>> begin

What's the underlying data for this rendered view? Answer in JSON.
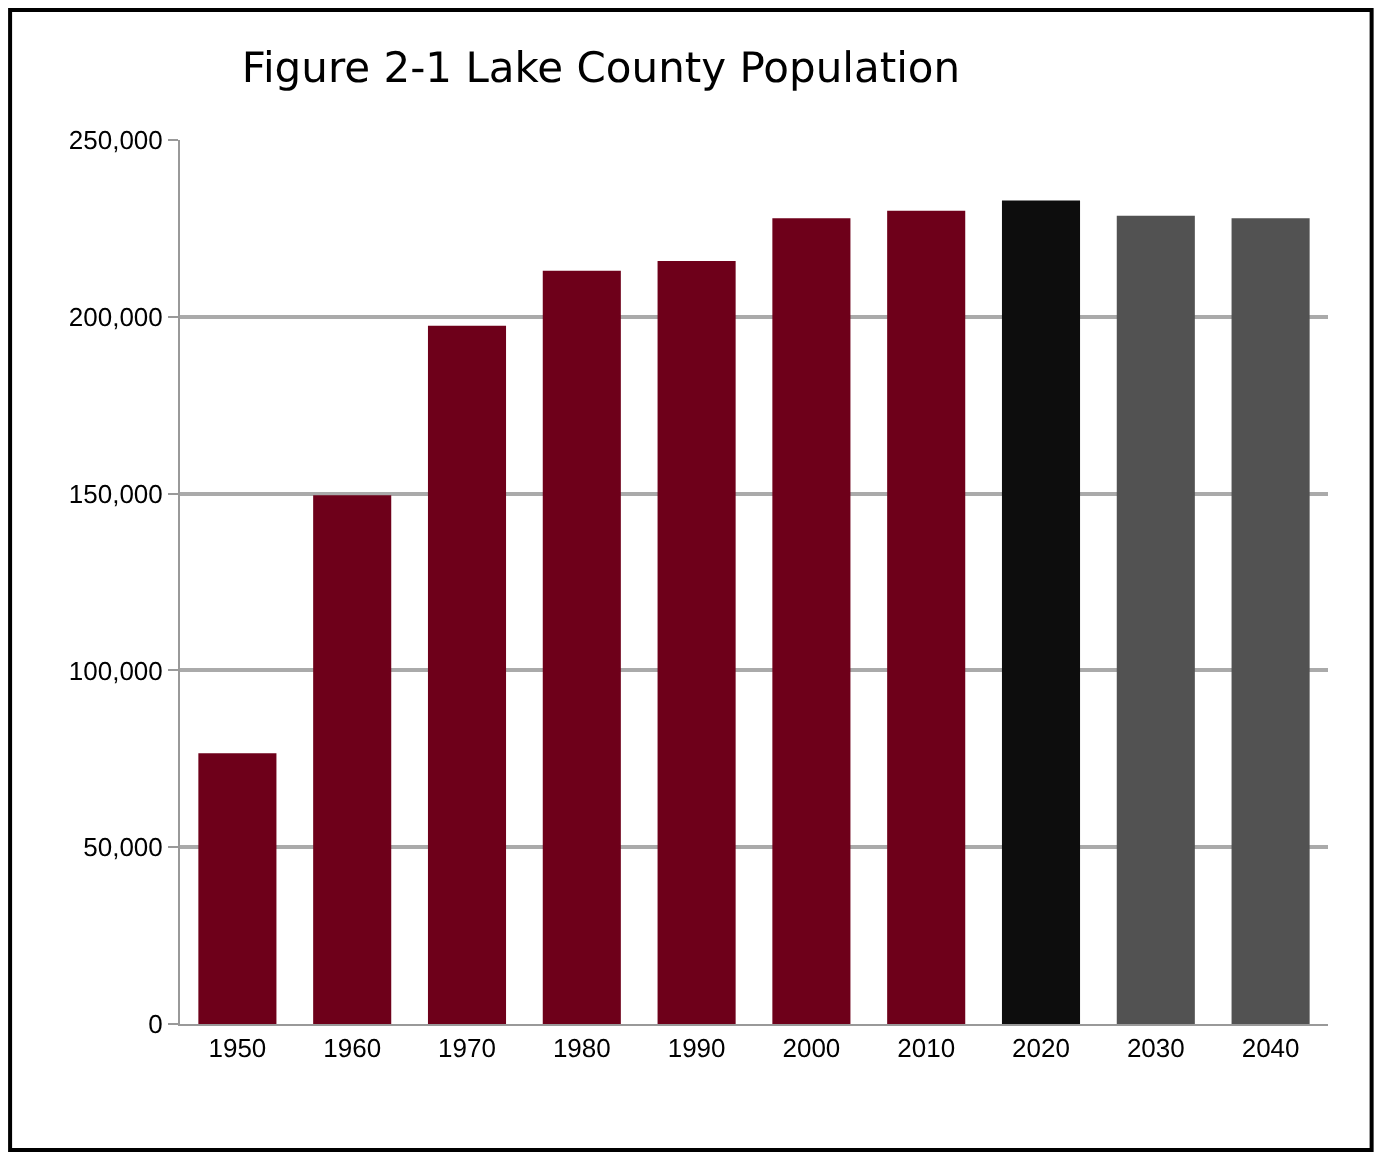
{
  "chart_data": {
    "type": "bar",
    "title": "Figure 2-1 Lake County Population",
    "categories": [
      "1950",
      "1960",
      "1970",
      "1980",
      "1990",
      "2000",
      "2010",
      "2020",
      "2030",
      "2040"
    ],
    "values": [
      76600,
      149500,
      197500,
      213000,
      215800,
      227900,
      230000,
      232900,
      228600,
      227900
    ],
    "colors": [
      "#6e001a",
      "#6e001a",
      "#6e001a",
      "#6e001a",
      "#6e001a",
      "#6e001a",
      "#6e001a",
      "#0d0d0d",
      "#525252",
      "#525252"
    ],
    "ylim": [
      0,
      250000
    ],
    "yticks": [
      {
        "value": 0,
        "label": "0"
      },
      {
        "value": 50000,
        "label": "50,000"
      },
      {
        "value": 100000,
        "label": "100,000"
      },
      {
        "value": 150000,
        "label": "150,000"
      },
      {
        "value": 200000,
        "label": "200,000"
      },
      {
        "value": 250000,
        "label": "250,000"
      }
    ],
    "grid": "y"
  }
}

>> end

**EXERCISE DESCRIPTION**
Copy every record character for character. Skip the pictures.

**ANSWER TO THE EXERCISE**
What's the underlying data for this rendered view? Answer in JSON.
{
  "chart_data": {
    "type": "bar",
    "title": "Figure 2-1 Lake County Population",
    "categories": [
      "1950",
      "1960",
      "1970",
      "1980",
      "1990",
      "2000",
      "2010",
      "2020",
      "2030",
      "2040"
    ],
    "values": [
      76600,
      149500,
      197500,
      213000,
      215800,
      227900,
      230000,
      232900,
      228600,
      227900
    ],
    "colors": [
      "#6e001a",
      "#6e001a",
      "#6e001a",
      "#6e001a",
      "#6e001a",
      "#6e001a",
      "#6e001a",
      "#0d0d0d",
      "#525252",
      "#525252"
    ],
    "ylim": [
      0,
      250000
    ],
    "yticks": [
      {
        "value": 0,
        "label": "0"
      },
      {
        "value": 50000,
        "label": "50,000"
      },
      {
        "value": 100000,
        "label": "100,000"
      },
      {
        "value": 150000,
        "label": "150,000"
      },
      {
        "value": 200000,
        "label": "200,000"
      },
      {
        "value": 250000,
        "label": "250,000"
      }
    ],
    "grid": "y"
  }
}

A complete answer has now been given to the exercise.